Task to carry out –
Produce an exact copy of all the data below, dropping every image.

───── Record excerpts

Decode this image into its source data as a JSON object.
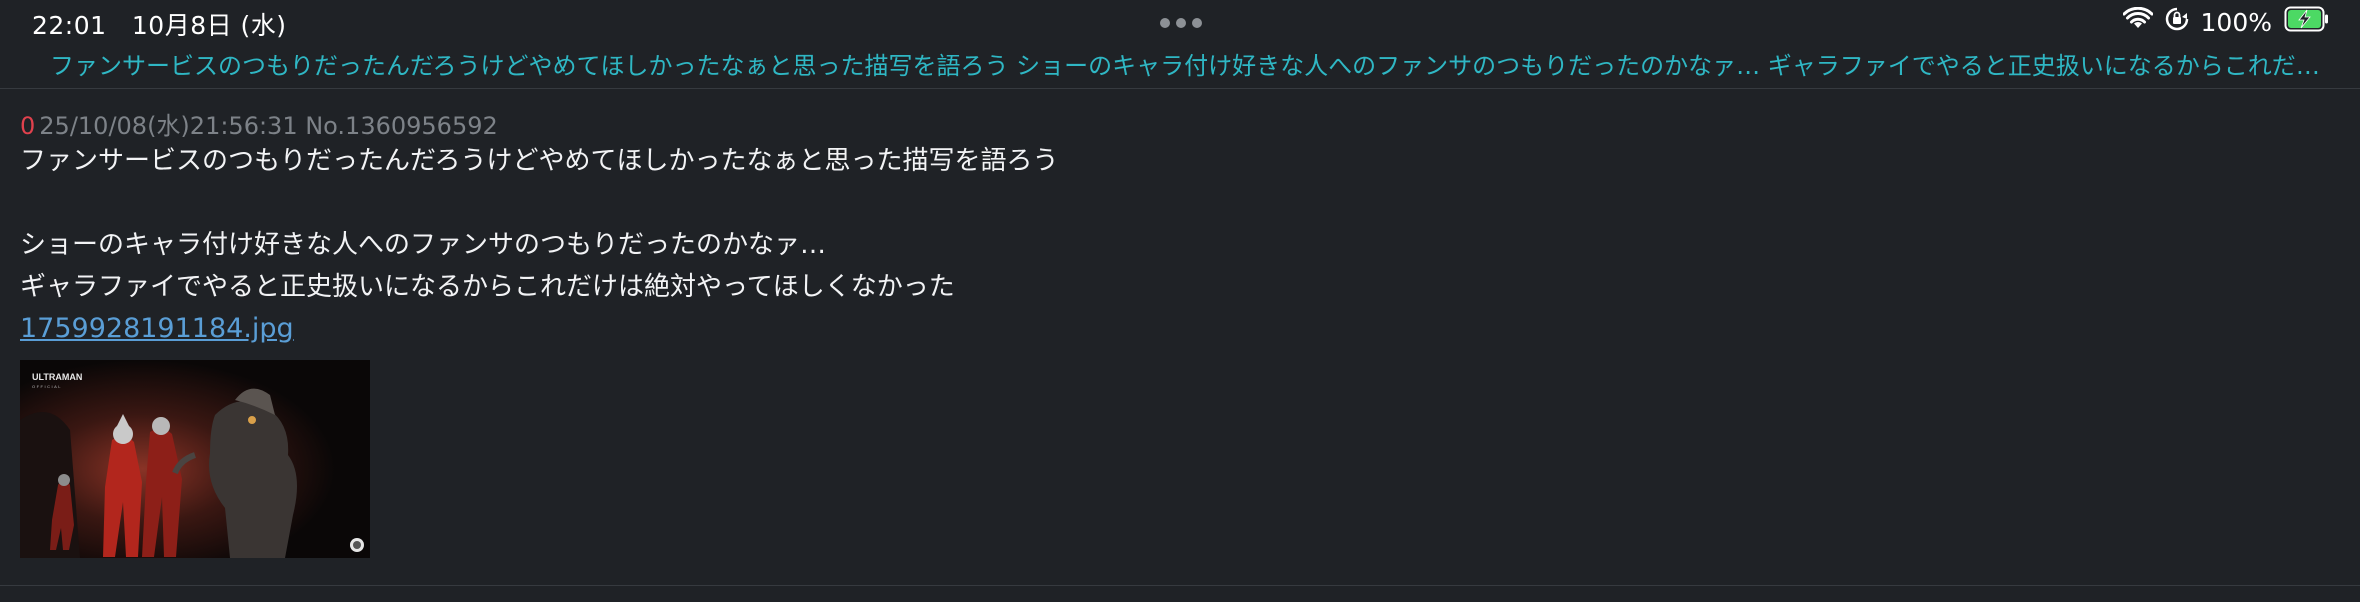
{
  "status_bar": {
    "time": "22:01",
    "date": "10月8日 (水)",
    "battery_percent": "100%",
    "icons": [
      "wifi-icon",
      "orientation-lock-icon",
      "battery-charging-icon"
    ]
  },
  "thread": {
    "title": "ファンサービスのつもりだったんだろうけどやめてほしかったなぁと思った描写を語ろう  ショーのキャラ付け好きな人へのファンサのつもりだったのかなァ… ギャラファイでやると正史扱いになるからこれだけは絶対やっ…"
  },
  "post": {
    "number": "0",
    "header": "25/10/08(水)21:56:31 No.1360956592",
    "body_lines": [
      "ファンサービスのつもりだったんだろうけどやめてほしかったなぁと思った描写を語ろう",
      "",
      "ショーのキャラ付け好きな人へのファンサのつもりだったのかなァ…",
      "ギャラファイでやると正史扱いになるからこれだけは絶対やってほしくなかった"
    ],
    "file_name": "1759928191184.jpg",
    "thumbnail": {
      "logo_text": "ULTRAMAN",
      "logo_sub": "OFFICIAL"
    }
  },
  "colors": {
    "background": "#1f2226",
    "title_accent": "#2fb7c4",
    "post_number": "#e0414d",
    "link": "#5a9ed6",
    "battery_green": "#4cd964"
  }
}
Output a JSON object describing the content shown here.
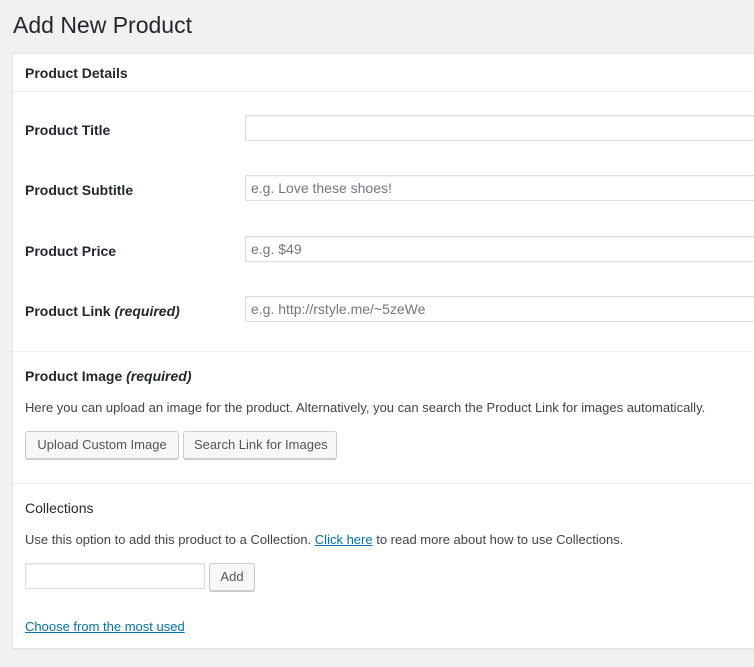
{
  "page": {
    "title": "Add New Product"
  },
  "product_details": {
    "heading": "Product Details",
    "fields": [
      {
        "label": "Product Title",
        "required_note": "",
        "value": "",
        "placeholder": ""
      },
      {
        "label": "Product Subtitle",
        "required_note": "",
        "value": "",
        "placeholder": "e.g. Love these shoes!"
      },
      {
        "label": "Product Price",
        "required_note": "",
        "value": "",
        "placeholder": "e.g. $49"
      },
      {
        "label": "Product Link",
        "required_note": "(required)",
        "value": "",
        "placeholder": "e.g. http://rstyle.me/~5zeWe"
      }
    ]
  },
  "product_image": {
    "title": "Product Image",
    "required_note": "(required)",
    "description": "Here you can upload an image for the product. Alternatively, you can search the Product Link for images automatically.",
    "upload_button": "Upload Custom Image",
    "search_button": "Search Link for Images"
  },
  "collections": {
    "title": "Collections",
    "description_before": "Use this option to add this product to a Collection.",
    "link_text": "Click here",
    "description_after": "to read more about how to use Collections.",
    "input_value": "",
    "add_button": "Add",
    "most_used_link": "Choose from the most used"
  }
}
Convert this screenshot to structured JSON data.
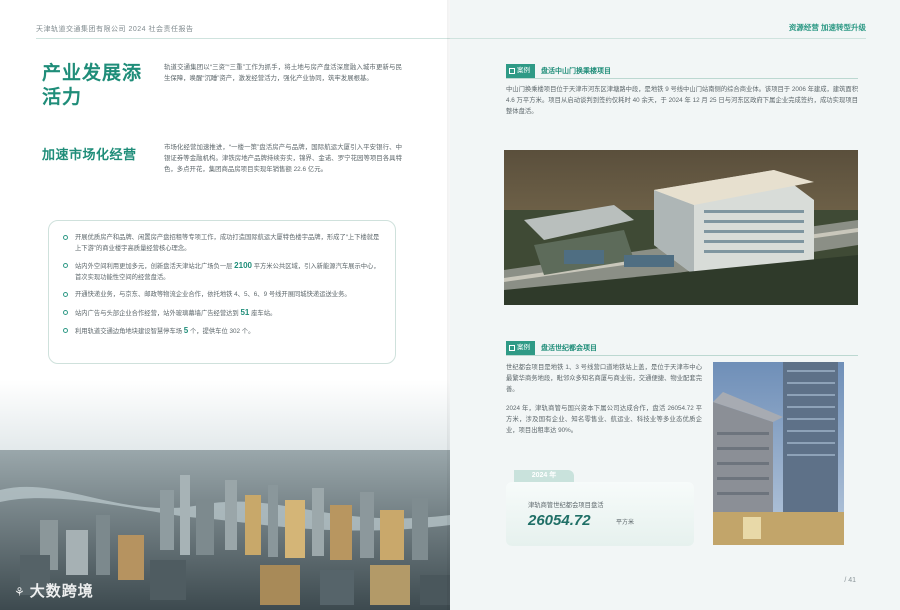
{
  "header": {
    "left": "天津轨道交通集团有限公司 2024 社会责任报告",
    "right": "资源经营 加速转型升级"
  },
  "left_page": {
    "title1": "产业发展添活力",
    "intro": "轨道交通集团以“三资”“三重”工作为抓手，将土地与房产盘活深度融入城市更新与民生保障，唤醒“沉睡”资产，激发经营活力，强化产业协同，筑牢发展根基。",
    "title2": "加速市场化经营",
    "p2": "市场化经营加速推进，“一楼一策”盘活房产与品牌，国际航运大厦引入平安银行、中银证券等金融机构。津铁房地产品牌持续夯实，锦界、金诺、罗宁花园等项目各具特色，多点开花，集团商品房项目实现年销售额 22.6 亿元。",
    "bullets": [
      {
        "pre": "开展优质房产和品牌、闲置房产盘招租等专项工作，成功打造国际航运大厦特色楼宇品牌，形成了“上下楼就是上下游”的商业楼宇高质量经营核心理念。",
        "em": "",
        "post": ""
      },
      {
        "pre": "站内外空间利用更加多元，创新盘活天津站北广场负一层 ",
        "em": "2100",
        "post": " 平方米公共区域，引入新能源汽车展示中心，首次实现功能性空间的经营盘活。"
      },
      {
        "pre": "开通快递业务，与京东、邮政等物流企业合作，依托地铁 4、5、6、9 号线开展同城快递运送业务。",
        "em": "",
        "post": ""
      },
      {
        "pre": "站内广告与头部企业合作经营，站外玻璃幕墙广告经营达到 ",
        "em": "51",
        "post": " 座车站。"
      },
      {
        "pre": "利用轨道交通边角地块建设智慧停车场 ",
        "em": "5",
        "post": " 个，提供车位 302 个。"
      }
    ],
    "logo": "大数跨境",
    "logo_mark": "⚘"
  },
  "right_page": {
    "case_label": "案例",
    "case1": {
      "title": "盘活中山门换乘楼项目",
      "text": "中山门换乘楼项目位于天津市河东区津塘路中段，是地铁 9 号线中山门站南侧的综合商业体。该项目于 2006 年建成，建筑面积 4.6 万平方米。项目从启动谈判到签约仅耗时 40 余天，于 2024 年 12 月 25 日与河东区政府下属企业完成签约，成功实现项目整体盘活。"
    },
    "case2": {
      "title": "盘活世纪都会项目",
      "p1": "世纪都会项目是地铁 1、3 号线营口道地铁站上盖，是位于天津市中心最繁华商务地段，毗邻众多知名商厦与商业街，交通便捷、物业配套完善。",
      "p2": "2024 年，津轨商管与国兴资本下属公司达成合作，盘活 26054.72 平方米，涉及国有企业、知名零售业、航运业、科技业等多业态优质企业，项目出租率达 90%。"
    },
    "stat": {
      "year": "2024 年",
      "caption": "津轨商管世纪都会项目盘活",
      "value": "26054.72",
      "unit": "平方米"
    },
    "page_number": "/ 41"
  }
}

──────────

Reply –
Decode this image into its source data as a JSON object.
{
  "status_bar": {
    "time": "22:01",
    "date": "10月8日 (水)",
    "battery_percent": "100%",
    "icons": [
      "wifi-icon",
      "orientation-lock-icon",
      "battery-charging-icon"
    ]
  },
  "thread": {
    "title": "ファンサービスのつもりだったんだろうけどやめてほしかったなぁと思った描写を語ろう  ショーのキャラ付け好きな人へのファンサのつもりだったのかなァ… ギャラファイでやると正史扱いになるからこれだけは絶対やっ…"
  },
  "post": {
    "number": "0",
    "header": "25/10/08(水)21:56:31 No.1360956592",
    "body_lines": [
      "ファンサービスのつもりだったんだろうけどやめてほしかったなぁと思った描写を語ろう",
      "",
      "ショーのキャラ付け好きな人へのファンサのつもりだったのかなァ…",
      "ギャラファイでやると正史扱いになるからこれだけは絶対やってほしくなかった"
    ],
    "file_name": "1759928191184.jpg",
    "thumbnail": {
      "logo_text": "ULTRAMAN",
      "logo_sub": "OFFICIAL"
    }
  },
  "colors": {
    "background": "#1f2226",
    "title_accent": "#2fb7c4",
    "post_number": "#e0414d",
    "link": "#5a9ed6",
    "battery_green": "#4cd964"
  }
}
Output a JSON object describing the content shown here.
{
  "page": {
    "title": "Add New Product"
  },
  "product_details": {
    "heading": "Product Details",
    "fields": [
      {
        "label": "Product Title",
        "required_note": "",
        "value": "",
        "placeholder": ""
      },
      {
        "label": "Product Subtitle",
        "required_note": "",
        "value": "",
        "placeholder": "e.g. Love these shoes!"
      },
      {
        "label": "Product Price",
        "required_note": "",
        "value": "",
        "placeholder": "e.g. $49"
      },
      {
        "label": "Product Link",
        "required_note": "(required)",
        "value": "",
        "placeholder": "e.g. http://rstyle.me/~5zeWe"
      }
    ]
  },
  "product_image": {
    "title": "Product Image",
    "required_note": "(required)",
    "description": "Here you can upload an image for the product. Alternatively, you can search the Product Link for images automatically.",
    "upload_button": "Upload Custom Image",
    "search_button": "Search Link for Images"
  },
  "collections": {
    "title": "Collections",
    "description_before": "Use this option to add this product to a Collection.",
    "link_text": "Click here",
    "description_after": "to read more about how to use Collections.",
    "input_value": "",
    "add_button": "Add",
    "most_used_link": "Choose from the most used"
  }
}
Convert this screenshot to structured JSON data.
{
  "header": {
    "left": "天津轨道交通集团有限公司 2024 社会责任报告",
    "right": "资源经营 加速转型升级"
  },
  "left_page": {
    "title1": "产业发展添活力",
    "intro": "轨道交通集团以“三资”“三重”工作为抓手，将土地与房产盘活深度融入城市更新与民生保障，唤醒“沉睡”资产，激发经营活力，强化产业协同，筑牢发展根基。",
    "title2": "加速市场化经营",
    "p2": "市场化经营加速推进，“一楼一策”盘活房产与品牌，国际航运大厦引入平安银行、中银证券等金融机构。津铁房地产品牌持续夯实，锦界、金诺、罗宁花园等项目各具特色，多点开花，集团商品房项目实现年销售额 22.6 亿元。",
    "bullets": [
      {
        "pre": "开展优质房产和品牌、闲置房产盘招租等专项工作，成功打造国际航运大厦特色楼宇品牌，形成了“上下楼就是上下游”的商业楼宇高质量经营核心理念。",
        "em": "",
        "post": ""
      },
      {
        "pre": "站内外空间利用更加多元，创新盘活天津站北广场负一层 ",
        "em": "2100",
        "post": " 平方米公共区域，引入新能源汽车展示中心，首次实现功能性空间的经营盘活。"
      },
      {
        "pre": "开通快递业务，与京东、邮政等物流企业合作，依托地铁 4、5、6、9 号线开展同城快递运送业务。",
        "em": "",
        "post": ""
      },
      {
        "pre": "站内广告与头部企业合作经营，站外玻璃幕墙广告经营达到 ",
        "em": "51",
        "post": " 座车站。"
      },
      {
        "pre": "利用轨道交通边角地块建设智慧停车场 ",
        "em": "5",
        "post": " 个，提供车位 302 个。"
      }
    ],
    "logo": "大数跨境",
    "logo_mark": "⚘"
  },
  "right_page": {
    "case_label": "案例",
    "case1": {
      "title": "盘活中山门换乘楼项目",
      "text": "中山门换乘楼项目位于天津市河东区津塘路中段，是地铁 9 号线中山门站南侧的综合商业体。该项目于 2006 年建成，建筑面积 4.6 万平方米。项目从启动谈判到签约仅耗时 40 余天，于 2024 年 12 月 25 日与河东区政府下属企业完成签约，成功实现项目整体盘活。"
    },
    "case2": {
      "title": "盘活世纪都会项目",
      "p1": "世纪都会项目是地铁 1、3 号线营口道地铁站上盖，是位于天津市中心最繁华商务地段，毗邻众多知名商厦与商业街，交通便捷、物业配套完善。",
      "p2": "2024 年，津轨商管与国兴资本下属公司达成合作，盘活 26054.72 平方米，涉及国有企业、知名零售业、航运业、科技业等多业态优质企业，项目出租率达 90%。"
    },
    "stat": {
      "year": "2024 年",
      "caption": "津轨商管世纪都会项目盘活",
      "value": "26054.72",
      "unit": "平方米"
    },
    "page_number": "/ 41"
  }
}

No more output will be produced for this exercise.